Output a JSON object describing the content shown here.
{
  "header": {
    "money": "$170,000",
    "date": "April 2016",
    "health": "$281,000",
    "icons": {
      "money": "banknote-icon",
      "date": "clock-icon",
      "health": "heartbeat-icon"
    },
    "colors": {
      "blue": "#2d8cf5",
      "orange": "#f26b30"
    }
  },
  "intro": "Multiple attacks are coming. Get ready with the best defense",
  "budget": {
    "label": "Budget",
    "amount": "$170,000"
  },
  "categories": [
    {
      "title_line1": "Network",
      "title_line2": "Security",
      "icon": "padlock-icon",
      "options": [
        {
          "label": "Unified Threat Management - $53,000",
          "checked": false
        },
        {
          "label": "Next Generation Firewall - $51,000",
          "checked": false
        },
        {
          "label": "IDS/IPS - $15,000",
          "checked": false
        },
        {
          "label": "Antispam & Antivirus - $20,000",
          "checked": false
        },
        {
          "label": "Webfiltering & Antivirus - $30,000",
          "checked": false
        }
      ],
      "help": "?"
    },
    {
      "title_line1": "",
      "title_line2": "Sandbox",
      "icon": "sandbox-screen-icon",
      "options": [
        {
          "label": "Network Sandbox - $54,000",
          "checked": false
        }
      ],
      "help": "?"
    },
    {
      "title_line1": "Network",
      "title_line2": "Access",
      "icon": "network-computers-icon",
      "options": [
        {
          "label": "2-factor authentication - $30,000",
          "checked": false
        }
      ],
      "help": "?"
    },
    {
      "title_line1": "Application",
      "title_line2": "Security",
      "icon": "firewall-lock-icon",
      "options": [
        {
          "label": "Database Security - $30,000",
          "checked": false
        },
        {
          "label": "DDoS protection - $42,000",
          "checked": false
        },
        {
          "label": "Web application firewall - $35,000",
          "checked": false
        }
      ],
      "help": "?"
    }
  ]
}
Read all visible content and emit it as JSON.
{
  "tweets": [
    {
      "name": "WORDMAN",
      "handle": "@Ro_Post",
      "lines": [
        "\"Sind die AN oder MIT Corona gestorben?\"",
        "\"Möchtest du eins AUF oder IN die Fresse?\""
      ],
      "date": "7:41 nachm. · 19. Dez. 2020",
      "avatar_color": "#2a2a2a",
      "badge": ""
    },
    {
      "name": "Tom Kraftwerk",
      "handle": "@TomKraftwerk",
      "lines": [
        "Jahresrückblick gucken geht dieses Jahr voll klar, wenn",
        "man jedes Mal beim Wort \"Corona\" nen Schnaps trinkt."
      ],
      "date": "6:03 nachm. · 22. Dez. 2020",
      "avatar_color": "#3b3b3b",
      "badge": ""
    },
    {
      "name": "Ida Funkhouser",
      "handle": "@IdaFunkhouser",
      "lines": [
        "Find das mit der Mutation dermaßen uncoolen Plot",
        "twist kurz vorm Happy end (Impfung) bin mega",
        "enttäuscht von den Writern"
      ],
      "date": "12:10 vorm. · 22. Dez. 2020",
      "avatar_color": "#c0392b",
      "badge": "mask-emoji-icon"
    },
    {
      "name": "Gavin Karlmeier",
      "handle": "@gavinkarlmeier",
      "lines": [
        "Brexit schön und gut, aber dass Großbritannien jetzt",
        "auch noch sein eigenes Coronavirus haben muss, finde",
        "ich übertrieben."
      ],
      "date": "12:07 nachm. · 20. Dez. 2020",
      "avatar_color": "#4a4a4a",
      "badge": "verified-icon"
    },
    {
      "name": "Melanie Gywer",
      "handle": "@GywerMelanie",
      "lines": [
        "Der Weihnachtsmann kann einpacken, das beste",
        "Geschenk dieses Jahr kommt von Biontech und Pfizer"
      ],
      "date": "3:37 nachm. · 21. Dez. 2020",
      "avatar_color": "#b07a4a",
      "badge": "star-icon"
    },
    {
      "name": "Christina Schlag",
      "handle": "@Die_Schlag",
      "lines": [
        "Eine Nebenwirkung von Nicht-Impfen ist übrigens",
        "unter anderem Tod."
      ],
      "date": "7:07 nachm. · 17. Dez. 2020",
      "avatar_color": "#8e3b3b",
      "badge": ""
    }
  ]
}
##############################
§ Problem to work on
All the records, from start to finish, are to be repeated exactly.

§ Response to the exercise
Output a JSON object describing the content shown here.
{
  "header": {
    "money": "$170,000",
    "date": "April 2016",
    "health": "$281,000",
    "icons": {
      "money": "banknote-icon",
      "date": "clock-icon",
      "health": "heartbeat-icon"
    },
    "colors": {
      "blue": "#2d8cf5",
      "orange": "#f26b30"
    }
  },
  "intro": "Multiple attacks are coming. Get ready with the best defense",
  "budget": {
    "label": "Budget",
    "amount": "$170,000"
  },
  "categories": [
    {
      "title_line1": "Network",
      "title_line2": "Security",
      "icon": "padlock-icon",
      "options": [
        {
          "label": "Unified Threat Management - $53,000",
          "checked": false
        },
        {
          "label": "Next Generation Firewall - $51,000",
          "checked": false
        },
        {
          "label": "IDS/IPS - $15,000",
          "checked": false
        },
        {
          "label": "Antispam & Antivirus - $20,000",
          "checked": false
        },
        {
          "label": "Webfiltering & Antivirus - $30,000",
          "checked": false
        }
      ],
      "help": "?"
    },
    {
      "title_line1": "",
      "title_line2": "Sandbox",
      "icon": "sandbox-screen-icon",
      "options": [
        {
          "label": "Network Sandbox - $54,000",
          "checked": false
        }
      ],
      "help": "?"
    },
    {
      "title_line1": "Network",
      "title_line2": "Access",
      "icon": "network-computers-icon",
      "options": [
        {
          "label": "2-factor authentication - $30,000",
          "checked": false
        }
      ],
      "help": "?"
    },
    {
      "title_line1": "Application",
      "title_line2": "Security",
      "icon": "firewall-lock-icon",
      "options": [
        {
          "label": "Database Security - $30,000",
          "checked": false
        },
        {
          "label": "DDoS protection - $42,000",
          "checked": false
        },
        {
          "label": "Web application firewall - $35,000",
          "checked": false
        }
      ],
      "help": "?"
    }
  ]
}
Read all visible content and emit it as JSON.
{
  "tweets": [
    {
      "name": "WORDMAN",
      "handle": "@Ro_Post",
      "lines": [
        "\"Sind die AN oder MIT Corona gestorben?\"",
        "\"Möchtest du eins AUF oder IN die Fresse?\""
      ],
      "date": "7:41 nachm. · 19. Dez. 2020",
      "avatar_color": "#2a2a2a",
      "badge": ""
    },
    {
      "name": "Tom Kraftwerk",
      "handle": "@TomKraftwerk",
      "lines": [
        "Jahresrückblick gucken geht dieses Jahr voll klar, wenn",
        "man jedes Mal beim Wort \"Corona\" nen Schnaps trinkt."
      ],
      "date": "6:03 nachm. · 22. Dez. 2020",
      "avatar_color": "#3b3b3b",
      "badge": ""
    },
    {
      "name": "Ida Funkhouser",
      "handle": "@IdaFunkhouser",
      "lines": [
        "Find das mit der Mutation dermaßen uncoolen Plot",
        "twist kurz vorm Happy end (Impfung) bin mega",
        "enttäuscht von den Writern"
      ],
      "date": "12:10 vorm. · 22. Dez. 2020",
      "avatar_color": "#c0392b",
      "badge": "mask-emoji-icon"
    },
    {
      "name": "Gavin Karlmeier",
      "handle": "@gavinkarlmeier",
      "lines": [
        "Brexit schön und gut, aber dass Großbritannien jetzt",
        "auch noch sein eigenes Coronavirus haben muss, finde",
        "ich übertrieben."
      ],
      "date": "12:07 nachm. · 20. Dez. 2020",
      "avatar_color": "#4a4a4a",
      "badge": "verified-icon"
    },
    {
      "name": "Melanie Gywer",
      "handle": "@GywerMelanie",
      "lines": [
        "Der Weihnachtsmann kann einpacken, das beste",
        "Geschenk dieses Jahr kommt von Biontech und Pfizer"
      ],
      "date": "3:37 nachm. · 21. Dez. 2020",
      "avatar_color": "#b07a4a",
      "badge": "star-icon"
    },
    {
      "name": "Christina Schlag",
      "handle": "@Die_Schlag",
      "lines": [
        "Eine Nebenwirkung von Nicht-Impfen ist übrigens",
        "unter anderem Tod."
      ],
      "date": "7:07 nachm. · 17. Dez. 2020",
      "avatar_color": "#8e3b3b",
      "badge": ""
    }
  ]
}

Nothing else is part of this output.